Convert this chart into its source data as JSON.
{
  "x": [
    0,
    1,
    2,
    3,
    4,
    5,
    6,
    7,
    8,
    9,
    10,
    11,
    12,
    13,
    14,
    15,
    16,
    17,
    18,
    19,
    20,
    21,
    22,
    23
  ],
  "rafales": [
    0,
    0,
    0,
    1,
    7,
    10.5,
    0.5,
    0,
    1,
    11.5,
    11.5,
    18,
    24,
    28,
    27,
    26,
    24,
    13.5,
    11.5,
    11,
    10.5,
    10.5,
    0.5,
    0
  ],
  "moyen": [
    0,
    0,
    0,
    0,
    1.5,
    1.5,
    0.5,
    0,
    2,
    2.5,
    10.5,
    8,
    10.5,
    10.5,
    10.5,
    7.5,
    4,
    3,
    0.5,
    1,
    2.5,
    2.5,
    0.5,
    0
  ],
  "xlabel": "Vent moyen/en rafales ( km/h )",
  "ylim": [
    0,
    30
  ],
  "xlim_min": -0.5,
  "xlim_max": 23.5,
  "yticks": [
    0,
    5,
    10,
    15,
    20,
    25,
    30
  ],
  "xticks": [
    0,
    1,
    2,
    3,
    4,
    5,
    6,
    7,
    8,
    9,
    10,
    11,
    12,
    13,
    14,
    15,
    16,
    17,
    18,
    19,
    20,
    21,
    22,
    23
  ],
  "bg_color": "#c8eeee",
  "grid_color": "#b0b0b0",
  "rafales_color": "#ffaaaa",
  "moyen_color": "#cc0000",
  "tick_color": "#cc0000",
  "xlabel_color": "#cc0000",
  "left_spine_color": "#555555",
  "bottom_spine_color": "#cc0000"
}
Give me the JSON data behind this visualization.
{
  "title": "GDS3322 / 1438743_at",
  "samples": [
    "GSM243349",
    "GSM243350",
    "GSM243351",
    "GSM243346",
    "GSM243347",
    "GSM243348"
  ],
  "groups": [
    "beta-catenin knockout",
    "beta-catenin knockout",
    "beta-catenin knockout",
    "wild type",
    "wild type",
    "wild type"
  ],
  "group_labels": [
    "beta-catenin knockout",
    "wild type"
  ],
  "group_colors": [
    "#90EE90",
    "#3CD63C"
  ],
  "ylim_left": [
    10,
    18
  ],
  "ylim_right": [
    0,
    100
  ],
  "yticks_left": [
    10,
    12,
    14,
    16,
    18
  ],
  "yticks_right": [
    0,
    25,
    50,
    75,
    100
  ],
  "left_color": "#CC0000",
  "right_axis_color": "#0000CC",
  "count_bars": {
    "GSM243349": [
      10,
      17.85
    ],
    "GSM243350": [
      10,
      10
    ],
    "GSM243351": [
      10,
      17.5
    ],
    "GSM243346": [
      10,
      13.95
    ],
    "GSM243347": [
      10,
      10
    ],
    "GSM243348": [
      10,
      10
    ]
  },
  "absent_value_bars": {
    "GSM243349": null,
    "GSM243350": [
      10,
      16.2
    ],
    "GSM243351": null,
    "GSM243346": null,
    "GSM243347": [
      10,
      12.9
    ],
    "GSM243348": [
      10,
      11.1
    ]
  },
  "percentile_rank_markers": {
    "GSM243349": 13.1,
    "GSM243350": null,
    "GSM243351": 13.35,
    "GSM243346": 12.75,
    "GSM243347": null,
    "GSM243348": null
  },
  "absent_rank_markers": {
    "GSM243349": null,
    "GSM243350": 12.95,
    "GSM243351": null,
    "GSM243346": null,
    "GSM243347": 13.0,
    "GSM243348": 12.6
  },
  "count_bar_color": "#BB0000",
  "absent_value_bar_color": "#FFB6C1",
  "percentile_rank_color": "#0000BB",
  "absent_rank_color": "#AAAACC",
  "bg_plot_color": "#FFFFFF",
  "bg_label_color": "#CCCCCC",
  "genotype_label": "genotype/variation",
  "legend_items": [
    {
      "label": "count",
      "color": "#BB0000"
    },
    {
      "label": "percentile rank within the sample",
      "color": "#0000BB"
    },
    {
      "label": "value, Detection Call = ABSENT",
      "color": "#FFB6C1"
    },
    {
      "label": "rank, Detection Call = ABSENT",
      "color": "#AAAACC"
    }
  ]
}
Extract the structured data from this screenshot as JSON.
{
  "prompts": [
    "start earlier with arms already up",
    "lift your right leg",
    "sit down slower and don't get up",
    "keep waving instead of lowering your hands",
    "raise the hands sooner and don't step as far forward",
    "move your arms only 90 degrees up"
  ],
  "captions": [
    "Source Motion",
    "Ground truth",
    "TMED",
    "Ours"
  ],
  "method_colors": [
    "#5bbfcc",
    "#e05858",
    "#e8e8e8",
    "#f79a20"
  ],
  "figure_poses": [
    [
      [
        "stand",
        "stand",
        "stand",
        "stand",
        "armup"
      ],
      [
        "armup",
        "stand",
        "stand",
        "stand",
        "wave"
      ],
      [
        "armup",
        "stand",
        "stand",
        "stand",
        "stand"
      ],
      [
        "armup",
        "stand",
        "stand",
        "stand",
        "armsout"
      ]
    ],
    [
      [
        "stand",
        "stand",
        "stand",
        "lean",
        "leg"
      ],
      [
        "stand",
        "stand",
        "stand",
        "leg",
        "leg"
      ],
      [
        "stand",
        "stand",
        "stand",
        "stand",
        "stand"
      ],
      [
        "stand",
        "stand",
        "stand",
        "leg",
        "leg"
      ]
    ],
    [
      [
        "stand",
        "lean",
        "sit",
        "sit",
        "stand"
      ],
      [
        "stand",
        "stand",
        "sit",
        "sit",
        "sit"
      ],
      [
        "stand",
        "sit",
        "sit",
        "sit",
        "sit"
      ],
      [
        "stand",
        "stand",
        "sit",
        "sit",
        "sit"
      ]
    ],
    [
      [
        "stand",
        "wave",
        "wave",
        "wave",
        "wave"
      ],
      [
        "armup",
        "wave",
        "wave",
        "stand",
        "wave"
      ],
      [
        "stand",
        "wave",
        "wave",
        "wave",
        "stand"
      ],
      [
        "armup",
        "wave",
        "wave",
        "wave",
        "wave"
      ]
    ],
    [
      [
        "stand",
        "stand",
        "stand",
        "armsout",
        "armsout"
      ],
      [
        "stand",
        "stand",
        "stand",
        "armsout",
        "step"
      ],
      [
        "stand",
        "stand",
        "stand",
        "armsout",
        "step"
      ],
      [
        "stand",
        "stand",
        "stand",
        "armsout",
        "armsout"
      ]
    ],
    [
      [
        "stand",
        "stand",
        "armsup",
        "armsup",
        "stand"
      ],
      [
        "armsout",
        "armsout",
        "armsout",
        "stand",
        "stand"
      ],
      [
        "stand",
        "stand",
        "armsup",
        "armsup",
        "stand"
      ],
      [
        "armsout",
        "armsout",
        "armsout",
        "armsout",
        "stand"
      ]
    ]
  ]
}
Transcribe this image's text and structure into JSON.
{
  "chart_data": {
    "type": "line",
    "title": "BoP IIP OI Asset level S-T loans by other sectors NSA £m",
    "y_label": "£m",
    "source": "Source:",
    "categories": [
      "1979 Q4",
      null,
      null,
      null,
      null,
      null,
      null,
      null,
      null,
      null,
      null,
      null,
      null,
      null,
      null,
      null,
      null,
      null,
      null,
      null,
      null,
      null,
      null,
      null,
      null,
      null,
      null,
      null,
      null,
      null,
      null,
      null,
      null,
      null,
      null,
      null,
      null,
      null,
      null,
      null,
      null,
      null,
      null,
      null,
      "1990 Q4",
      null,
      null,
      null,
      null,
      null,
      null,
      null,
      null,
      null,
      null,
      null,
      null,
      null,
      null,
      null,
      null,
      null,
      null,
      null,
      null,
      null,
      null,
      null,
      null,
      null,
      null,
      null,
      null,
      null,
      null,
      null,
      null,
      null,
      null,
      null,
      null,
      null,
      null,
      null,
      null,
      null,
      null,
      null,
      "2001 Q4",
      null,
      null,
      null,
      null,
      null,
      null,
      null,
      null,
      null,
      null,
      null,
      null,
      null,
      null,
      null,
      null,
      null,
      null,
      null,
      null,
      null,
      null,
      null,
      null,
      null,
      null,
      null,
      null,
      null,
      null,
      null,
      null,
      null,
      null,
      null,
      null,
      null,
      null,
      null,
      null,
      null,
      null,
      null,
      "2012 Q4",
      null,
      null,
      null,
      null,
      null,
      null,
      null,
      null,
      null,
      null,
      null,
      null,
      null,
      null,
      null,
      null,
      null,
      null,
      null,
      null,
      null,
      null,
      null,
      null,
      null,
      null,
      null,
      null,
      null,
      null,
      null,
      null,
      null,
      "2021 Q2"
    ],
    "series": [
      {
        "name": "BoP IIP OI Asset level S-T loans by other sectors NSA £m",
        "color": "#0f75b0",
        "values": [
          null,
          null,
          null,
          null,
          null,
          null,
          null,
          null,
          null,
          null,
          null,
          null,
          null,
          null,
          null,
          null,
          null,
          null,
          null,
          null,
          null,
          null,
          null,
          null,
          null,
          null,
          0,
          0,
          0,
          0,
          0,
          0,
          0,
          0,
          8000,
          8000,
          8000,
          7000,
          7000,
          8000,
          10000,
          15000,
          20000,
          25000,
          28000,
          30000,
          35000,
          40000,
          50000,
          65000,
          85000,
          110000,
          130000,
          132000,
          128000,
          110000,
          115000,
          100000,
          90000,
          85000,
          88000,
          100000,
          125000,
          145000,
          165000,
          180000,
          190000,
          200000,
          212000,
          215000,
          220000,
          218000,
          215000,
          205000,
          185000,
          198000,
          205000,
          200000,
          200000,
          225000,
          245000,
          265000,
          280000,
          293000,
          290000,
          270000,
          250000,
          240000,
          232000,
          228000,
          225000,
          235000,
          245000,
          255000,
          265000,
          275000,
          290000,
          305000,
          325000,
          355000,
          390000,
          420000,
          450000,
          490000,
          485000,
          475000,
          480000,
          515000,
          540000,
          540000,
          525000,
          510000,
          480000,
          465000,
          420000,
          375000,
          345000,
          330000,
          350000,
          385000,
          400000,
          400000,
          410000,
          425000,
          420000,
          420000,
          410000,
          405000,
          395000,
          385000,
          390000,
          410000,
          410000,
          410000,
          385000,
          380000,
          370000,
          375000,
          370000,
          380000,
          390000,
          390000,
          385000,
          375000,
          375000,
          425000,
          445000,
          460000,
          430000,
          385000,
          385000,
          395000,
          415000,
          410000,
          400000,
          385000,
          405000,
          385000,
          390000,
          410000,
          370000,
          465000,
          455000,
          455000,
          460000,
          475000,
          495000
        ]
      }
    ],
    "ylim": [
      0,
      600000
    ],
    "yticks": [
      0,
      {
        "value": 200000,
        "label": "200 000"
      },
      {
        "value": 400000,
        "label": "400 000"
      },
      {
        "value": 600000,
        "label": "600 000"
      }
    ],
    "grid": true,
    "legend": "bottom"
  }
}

____

* _What to work on_:
Among the entries, how many lines include the word "Asset"? Answer with a single number and nothing further.

* _Response to this task_:
2